## begin Records for the task

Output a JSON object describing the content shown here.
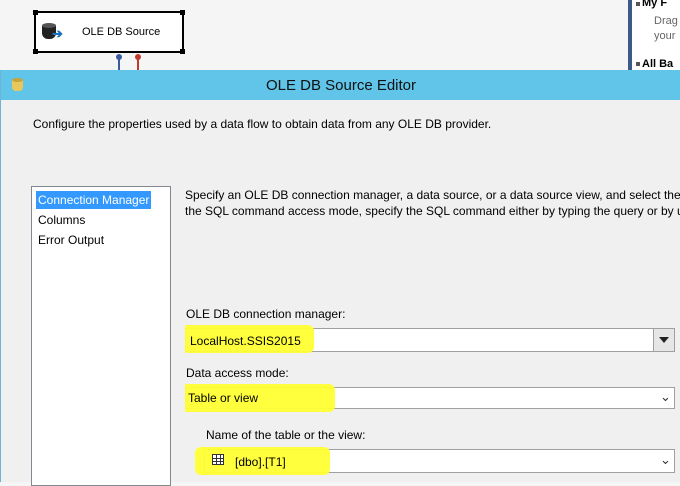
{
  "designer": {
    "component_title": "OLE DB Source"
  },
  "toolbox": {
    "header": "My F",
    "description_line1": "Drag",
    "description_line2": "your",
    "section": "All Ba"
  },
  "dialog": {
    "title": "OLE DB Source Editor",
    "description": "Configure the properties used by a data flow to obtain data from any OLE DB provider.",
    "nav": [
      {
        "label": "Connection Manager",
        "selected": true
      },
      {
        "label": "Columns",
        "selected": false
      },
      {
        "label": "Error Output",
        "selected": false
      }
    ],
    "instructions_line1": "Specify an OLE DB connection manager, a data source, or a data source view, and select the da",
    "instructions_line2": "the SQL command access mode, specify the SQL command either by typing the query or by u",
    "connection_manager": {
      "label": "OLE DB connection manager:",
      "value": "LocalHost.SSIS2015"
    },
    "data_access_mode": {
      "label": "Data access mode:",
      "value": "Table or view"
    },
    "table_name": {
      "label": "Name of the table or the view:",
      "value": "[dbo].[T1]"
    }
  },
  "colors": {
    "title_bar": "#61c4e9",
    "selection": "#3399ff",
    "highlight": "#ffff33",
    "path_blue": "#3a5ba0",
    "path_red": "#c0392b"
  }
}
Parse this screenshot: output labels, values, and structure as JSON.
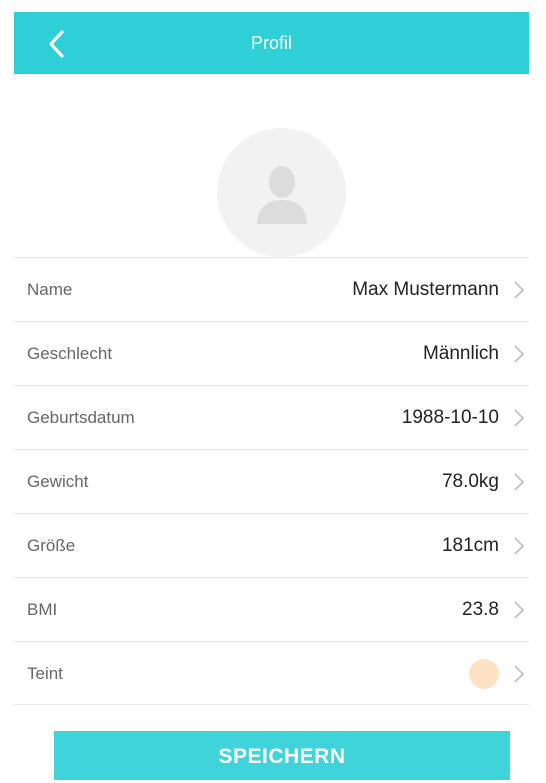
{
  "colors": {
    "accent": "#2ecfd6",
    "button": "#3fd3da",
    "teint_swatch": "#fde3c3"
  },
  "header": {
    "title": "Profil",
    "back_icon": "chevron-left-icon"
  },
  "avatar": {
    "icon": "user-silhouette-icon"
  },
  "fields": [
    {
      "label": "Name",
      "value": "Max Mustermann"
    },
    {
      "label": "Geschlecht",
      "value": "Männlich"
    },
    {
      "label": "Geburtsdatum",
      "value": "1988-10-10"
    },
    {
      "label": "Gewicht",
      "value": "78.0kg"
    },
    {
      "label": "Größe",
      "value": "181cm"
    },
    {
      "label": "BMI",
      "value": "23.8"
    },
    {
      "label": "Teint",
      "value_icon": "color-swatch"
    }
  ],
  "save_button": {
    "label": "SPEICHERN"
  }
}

## end Records for the task
## begin Records for the task

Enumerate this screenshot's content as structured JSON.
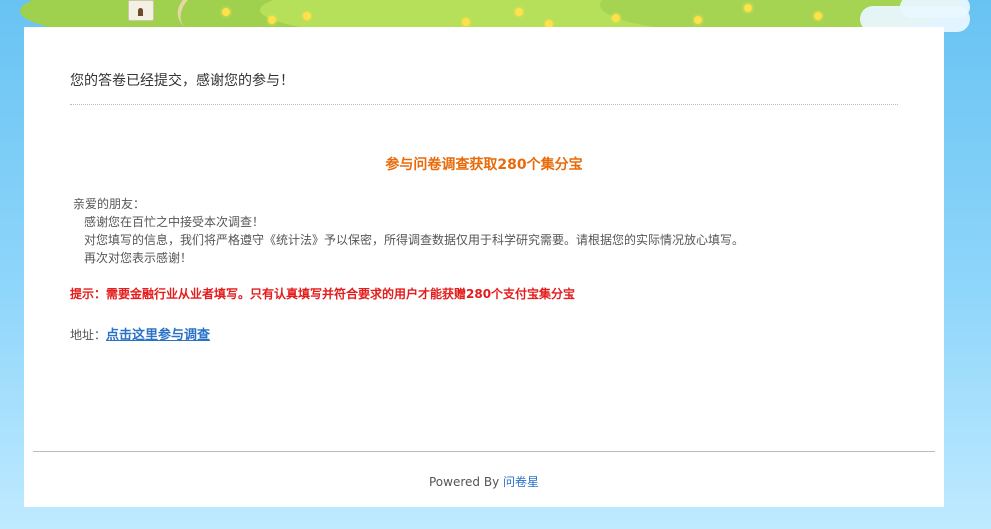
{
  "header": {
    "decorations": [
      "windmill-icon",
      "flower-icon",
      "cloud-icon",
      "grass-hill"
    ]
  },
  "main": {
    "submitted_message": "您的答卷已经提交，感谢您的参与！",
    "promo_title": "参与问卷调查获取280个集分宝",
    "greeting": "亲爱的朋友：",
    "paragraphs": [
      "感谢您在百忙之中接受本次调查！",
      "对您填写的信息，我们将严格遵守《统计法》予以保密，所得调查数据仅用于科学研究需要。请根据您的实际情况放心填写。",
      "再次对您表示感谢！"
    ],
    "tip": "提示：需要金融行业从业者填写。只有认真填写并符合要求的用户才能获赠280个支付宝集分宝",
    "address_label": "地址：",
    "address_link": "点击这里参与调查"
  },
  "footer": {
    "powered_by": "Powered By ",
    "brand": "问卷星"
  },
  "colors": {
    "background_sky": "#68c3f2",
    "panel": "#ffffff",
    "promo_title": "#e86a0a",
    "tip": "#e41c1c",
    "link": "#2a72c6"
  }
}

## end Records for the task

* **Work to do**:
Search the lines for the string "content" and copy every line that has it.

* **Written answer**:
Output a JSON object describing the content shown here.
Enumerate this screenshot's content as structured JSON.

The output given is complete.